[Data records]
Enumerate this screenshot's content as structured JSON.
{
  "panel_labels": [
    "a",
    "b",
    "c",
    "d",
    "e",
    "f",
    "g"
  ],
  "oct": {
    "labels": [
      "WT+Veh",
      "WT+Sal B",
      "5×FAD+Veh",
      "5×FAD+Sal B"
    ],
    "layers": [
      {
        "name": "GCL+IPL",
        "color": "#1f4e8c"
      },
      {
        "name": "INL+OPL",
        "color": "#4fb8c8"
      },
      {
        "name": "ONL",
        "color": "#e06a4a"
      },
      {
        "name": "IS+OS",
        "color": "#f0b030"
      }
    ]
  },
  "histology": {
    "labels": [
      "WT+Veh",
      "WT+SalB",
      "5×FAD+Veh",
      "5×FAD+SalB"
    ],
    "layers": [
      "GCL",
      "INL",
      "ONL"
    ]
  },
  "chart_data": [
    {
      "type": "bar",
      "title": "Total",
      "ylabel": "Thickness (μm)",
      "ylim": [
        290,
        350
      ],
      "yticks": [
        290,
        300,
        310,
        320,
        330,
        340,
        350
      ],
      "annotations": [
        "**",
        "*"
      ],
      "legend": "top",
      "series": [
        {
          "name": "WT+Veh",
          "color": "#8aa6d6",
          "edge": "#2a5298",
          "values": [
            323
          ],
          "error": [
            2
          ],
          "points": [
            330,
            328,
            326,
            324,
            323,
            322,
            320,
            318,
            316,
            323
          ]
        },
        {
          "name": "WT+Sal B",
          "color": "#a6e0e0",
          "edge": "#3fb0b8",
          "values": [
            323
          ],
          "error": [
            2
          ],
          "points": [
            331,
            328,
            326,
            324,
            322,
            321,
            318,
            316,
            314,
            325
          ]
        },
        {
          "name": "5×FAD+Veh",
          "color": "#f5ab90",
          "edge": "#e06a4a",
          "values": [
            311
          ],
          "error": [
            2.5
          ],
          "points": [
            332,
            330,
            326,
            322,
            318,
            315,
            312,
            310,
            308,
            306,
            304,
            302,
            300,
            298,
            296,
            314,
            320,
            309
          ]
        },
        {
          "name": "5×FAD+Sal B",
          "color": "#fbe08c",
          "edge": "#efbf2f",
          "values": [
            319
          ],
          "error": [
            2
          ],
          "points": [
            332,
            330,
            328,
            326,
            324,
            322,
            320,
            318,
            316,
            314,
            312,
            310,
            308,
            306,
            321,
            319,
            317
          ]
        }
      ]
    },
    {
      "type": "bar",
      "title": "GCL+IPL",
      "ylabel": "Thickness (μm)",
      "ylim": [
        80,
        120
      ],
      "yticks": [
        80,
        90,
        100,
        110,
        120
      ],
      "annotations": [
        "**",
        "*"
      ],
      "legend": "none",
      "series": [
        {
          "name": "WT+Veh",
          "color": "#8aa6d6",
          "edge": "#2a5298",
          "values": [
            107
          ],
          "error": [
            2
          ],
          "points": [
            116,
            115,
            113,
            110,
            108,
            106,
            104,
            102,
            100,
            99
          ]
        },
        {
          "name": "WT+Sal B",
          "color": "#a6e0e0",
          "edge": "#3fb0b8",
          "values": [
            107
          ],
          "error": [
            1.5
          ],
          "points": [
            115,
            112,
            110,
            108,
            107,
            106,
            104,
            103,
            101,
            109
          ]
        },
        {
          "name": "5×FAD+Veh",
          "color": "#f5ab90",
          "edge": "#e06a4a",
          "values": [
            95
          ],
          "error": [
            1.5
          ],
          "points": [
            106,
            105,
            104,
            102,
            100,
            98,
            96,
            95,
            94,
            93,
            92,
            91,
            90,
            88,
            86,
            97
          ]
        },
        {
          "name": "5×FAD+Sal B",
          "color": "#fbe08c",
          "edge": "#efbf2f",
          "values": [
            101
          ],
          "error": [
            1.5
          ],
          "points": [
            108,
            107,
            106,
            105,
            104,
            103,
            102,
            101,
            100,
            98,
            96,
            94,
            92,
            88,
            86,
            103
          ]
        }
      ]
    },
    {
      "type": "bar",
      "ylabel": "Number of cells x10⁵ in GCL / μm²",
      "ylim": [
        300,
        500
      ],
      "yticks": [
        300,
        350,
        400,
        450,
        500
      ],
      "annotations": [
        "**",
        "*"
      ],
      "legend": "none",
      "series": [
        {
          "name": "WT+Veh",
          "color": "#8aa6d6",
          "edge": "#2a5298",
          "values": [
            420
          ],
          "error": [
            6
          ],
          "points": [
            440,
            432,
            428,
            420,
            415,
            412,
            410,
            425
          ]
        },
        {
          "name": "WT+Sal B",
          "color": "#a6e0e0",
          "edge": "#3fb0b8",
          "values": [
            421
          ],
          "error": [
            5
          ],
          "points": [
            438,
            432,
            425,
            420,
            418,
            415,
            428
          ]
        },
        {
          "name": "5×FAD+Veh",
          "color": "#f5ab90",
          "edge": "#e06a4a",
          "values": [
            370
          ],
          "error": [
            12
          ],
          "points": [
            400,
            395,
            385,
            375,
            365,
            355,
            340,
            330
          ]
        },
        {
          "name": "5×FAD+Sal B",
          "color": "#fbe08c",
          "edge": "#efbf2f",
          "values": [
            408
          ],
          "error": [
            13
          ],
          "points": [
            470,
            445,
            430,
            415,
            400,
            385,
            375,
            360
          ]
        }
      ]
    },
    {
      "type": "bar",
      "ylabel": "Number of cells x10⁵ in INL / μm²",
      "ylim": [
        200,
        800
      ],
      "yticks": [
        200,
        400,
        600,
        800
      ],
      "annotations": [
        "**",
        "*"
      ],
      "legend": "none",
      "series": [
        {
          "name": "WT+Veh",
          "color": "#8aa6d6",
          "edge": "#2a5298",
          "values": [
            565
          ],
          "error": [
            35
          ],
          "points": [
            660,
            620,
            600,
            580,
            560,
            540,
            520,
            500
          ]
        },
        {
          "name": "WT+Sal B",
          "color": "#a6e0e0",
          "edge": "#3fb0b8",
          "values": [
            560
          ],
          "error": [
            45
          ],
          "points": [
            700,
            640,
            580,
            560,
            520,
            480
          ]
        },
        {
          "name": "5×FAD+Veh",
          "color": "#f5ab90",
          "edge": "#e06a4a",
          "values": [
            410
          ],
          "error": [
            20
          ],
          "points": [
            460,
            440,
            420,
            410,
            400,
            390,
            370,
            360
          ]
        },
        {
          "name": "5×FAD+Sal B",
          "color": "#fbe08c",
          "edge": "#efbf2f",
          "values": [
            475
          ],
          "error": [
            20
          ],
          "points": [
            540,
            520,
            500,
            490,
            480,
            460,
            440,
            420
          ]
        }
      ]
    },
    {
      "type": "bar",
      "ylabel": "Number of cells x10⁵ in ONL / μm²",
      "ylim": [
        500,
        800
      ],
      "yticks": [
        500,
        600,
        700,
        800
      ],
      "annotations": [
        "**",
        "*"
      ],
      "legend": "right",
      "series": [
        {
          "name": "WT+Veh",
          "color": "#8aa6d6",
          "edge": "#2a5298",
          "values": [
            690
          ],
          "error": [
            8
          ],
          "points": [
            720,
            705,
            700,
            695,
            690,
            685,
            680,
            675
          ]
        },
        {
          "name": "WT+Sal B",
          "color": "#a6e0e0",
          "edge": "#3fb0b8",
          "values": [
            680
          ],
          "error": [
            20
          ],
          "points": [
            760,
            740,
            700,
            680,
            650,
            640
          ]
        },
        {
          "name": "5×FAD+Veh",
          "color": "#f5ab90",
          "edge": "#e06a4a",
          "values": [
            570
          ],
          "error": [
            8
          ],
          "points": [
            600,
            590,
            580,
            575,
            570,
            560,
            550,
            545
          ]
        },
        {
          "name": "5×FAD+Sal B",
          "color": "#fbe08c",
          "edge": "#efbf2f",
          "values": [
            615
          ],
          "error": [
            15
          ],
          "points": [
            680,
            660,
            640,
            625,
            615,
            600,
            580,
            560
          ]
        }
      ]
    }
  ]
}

■ Required action: Your answer must be a single number: the count of lines in these records that contain "cells".

■ Solution below: 3